_Input:_
※ ※ ※
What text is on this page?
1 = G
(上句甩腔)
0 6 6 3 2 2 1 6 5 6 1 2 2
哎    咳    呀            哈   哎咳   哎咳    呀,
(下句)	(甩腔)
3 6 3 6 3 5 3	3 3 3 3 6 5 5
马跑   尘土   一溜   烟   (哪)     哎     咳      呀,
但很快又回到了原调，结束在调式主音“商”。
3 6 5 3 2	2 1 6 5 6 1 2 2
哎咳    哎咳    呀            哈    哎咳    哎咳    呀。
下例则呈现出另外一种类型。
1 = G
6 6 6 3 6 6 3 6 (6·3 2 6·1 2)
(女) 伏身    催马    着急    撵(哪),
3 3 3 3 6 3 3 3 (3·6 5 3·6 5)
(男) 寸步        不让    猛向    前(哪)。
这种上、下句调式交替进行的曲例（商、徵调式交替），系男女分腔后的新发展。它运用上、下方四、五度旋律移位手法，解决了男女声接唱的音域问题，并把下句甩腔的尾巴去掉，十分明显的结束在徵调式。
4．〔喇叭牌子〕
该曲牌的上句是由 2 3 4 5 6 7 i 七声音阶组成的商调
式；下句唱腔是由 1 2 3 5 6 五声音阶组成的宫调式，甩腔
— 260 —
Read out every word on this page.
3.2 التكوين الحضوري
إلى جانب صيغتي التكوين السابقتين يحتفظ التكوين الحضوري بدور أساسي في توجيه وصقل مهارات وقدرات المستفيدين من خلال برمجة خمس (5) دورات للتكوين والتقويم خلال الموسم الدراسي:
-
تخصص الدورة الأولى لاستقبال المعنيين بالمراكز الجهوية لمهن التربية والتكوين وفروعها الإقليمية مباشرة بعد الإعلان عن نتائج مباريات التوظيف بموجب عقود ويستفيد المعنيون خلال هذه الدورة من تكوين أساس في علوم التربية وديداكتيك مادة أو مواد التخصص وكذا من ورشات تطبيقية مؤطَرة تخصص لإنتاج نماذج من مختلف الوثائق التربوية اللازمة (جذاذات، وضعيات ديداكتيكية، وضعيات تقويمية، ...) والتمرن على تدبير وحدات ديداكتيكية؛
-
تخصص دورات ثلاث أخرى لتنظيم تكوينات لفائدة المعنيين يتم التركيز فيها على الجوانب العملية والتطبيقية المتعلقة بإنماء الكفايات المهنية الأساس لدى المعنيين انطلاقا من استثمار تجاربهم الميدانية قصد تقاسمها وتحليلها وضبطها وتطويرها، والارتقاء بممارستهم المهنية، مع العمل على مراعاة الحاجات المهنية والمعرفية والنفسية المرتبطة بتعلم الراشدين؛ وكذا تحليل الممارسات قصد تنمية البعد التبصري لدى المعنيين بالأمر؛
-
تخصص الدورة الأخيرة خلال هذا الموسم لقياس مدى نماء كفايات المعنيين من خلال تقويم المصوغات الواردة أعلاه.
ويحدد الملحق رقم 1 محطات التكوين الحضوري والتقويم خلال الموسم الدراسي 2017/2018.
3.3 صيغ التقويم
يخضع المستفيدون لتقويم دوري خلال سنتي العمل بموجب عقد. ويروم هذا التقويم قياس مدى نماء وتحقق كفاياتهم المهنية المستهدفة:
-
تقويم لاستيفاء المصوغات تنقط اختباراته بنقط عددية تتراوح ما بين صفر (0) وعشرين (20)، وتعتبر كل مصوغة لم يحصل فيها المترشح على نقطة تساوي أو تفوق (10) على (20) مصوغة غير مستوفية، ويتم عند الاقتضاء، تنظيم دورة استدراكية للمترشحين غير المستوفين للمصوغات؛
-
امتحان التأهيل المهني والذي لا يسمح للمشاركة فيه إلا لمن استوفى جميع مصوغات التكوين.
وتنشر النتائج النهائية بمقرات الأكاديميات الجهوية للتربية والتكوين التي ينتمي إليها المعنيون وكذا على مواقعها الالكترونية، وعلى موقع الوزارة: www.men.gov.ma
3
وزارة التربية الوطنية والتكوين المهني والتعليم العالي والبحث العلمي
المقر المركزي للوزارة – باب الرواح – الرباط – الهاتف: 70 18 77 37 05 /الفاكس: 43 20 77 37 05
※ ※ ※
Restate each record word for word.

_Answer to this task:_
What text is on this page?
1 = G
(上句甩腔)
0 6 6 3 2 2 1 6 5 6 1 2 2
哎    咳    呀            哈   哎咳   哎咳    呀,
(下句)	(甩腔)
3 6 3 6 3 5 3	3 3 3 3 6 5 5
马跑   尘土   一溜   烟   (哪)     哎     咳      呀,
但很快又回到了原调，结束在调式主音“商”。
3 6 5 3 2	2 1 6 5 6 1 2 2
哎咳    哎咳    呀            哈    哎咳    哎咳    呀。
下例则呈现出另外一种类型。
1 = G
6 6 6 3 6 6 3 6 (6·3 2 6·1 2)
(女) 伏身    催马    着急    撵(哪),
3 3 3 3 6 3 3 3 (3·6 5 3·6 5)
(男) 寸步        不让    猛向    前(哪)。
这种上、下句调式交替进行的曲例（商、徵调式交替），系男女分腔后的新发展。它运用上、下方四、五度旋律移位手法，解决了男女声接唱的音域问题，并把下句甩腔的尾巴去掉，十分明显的结束在徵调式。
4．〔喇叭牌子〕
该曲牌的上句是由 2 3 4 5 6 7 i 七声音阶组成的商调
式；下句唱腔是由 1 2 3 5 6 五声音阶组成的宫调式，甩腔
— 260 —
Read out every word on this page.
3.2 التكوين الحضوري
إلى جانب صيغتي التكوين السابقتين يحتفظ التكوين الحضوري بدور أساسي في توجيه وصقل مهارات وقدرات المستفيدين من خلال برمجة خمس (5) دورات للتكوين والتقويم خلال الموسم الدراسي:
-
تخصص الدورة الأولى لاستقبال المعنيين بالمراكز الجهوية لمهن التربية والتكوين وفروعها الإقليمية مباشرة بعد الإعلان عن نتائج مباريات التوظيف بموجب عقود ويستفيد المعنيون خلال هذه الدورة من تكوين أساس في علوم التربية وديداكتيك مادة أو مواد التخصص وكذا من ورشات تطبيقية مؤطَرة تخصص لإنتاج نماذج من مختلف الوثائق التربوية اللازمة (جذاذات، وضعيات ديداكتيكية، وضعيات تقويمية، ...) والتمرن على تدبير وحدات ديداكتيكية؛
-
تخصص دورات ثلاث أخرى لتنظيم تكوينات لفائدة المعنيين يتم التركيز فيها على الجوانب العملية والتطبيقية المتعلقة بإنماء الكفايات المهنية الأساس لدى المعنيين انطلاقا من استثمار تجاربهم الميدانية قصد تقاسمها وتحليلها وضبطها وتطويرها، والارتقاء بممارستهم المهنية، مع العمل على مراعاة الحاجات المهنية والمعرفية والنفسية المرتبطة بتعلم الراشدين؛ وكذا تحليل الممارسات قصد تنمية البعد التبصري لدى المعنيين بالأمر؛
-
تخصص الدورة الأخيرة خلال هذا الموسم لقياس مدى نماء كفايات المعنيين من خلال تقويم المصوغات الواردة أعلاه.
ويحدد الملحق رقم 1 محطات التكوين الحضوري والتقويم خلال الموسم الدراسي 2017/2018.
3.3 صيغ التقويم
يخضع المستفيدون لتقويم دوري خلال سنتي العمل بموجب عقد. ويروم هذا التقويم قياس مدى نماء وتحقق كفاياتهم المهنية المستهدفة:
-
تقويم لاستيفاء المصوغات تنقط اختباراته بنقط عددية تتراوح ما بين صفر (0) وعشرين (20)، وتعتبر كل مصوغة لم يحصل فيها المترشح على نقطة تساوي أو تفوق (10) على (20) مصوغة غير مستوفية، ويتم عند الاقتضاء، تنظيم دورة استدراكية للمترشحين غير المستوفين للمصوغات؛
-
امتحان التأهيل المهني والذي لا يسمح للمشاركة فيه إلا لمن استوفى جميع مصوغات التكوين.
وتنشر النتائج النهائية بمقرات الأكاديميات الجهوية للتربية والتكوين التي ينتمي إليها المعنيون وكذا على مواقعها الالكترونية، وعلى موقع الوزارة: www.men.gov.ma
3
وزارة التربية الوطنية والتكوين المهني والتعليم العالي والبحث العلمي
المقر المركزي للوزارة – باب الرواح – الرباط – الهاتف: 70 18 77 37 05 /الفاكس: 43 20 77 37 05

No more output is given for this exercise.